§ **Directive**: Which lines hold the word "control"? Copy each one.

§ **Data supplied**:
— START —
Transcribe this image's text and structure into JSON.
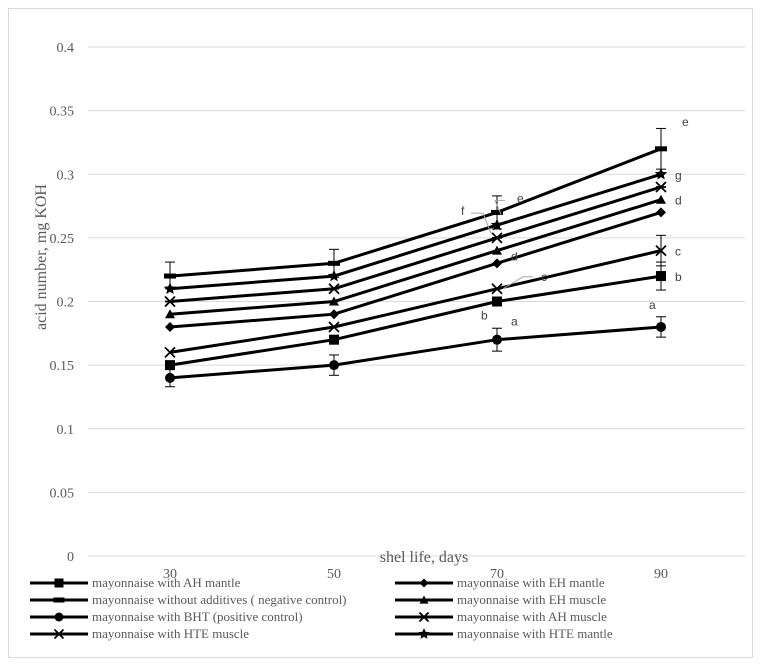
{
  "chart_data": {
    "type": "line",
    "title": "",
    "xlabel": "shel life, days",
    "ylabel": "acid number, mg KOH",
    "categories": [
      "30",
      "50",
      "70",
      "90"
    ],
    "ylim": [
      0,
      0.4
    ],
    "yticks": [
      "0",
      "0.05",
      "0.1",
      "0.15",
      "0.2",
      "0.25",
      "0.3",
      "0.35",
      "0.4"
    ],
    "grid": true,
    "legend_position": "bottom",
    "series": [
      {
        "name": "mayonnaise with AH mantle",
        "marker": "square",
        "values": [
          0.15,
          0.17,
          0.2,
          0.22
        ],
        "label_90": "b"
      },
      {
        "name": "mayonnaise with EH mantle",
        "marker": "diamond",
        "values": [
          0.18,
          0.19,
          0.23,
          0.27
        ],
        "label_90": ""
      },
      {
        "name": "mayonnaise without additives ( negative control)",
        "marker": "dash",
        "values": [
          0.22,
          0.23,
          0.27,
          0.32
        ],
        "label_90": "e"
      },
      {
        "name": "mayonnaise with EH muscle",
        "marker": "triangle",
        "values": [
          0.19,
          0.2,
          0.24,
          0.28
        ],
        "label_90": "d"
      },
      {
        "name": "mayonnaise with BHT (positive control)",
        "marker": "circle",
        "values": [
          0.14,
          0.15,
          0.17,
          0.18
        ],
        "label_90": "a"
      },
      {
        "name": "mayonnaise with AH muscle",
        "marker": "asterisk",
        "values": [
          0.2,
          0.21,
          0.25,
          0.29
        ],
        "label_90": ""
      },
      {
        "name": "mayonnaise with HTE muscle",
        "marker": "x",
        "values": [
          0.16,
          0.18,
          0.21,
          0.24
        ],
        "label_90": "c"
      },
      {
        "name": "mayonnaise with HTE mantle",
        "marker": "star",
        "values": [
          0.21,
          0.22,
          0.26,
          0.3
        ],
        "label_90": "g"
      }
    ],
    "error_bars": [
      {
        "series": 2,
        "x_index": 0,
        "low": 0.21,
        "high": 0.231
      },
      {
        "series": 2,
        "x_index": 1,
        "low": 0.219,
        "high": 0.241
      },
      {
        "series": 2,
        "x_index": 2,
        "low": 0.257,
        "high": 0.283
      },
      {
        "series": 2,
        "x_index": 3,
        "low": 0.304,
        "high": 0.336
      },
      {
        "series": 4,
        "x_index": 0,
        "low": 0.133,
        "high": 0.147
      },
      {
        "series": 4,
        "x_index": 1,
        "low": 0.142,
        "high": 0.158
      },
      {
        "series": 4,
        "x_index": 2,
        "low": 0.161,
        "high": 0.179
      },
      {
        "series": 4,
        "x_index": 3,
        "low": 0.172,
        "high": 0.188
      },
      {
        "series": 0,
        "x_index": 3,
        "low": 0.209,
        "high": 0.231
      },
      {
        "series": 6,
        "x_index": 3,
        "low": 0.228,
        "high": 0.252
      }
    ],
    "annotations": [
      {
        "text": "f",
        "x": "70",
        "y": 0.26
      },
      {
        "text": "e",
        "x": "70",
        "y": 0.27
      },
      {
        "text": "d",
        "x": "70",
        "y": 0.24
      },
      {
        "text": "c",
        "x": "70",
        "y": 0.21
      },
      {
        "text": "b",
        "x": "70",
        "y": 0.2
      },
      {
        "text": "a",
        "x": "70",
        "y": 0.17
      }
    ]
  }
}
— END —
— START —
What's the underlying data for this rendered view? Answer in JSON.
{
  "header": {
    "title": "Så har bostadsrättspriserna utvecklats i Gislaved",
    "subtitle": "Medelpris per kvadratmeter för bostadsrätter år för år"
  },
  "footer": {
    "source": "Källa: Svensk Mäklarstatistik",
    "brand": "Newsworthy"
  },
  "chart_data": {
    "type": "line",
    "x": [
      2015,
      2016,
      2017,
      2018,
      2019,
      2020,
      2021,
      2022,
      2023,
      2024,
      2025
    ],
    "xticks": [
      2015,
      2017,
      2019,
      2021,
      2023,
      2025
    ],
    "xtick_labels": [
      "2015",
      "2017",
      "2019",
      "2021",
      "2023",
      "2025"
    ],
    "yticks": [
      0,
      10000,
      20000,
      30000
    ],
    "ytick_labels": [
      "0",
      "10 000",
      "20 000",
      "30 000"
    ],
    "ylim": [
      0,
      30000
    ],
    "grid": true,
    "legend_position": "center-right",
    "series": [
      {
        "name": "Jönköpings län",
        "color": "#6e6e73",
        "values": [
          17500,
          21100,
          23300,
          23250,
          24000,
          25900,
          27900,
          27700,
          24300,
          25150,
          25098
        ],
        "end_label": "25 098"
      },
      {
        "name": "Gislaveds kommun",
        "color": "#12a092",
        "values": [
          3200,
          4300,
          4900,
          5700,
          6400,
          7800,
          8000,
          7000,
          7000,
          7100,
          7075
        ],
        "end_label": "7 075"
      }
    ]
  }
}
— END —
§ **Answer in full**:
        "name": "mayonnaise without additives ( negative control)",
        "name": "mayonnaise with BHT (positive control)",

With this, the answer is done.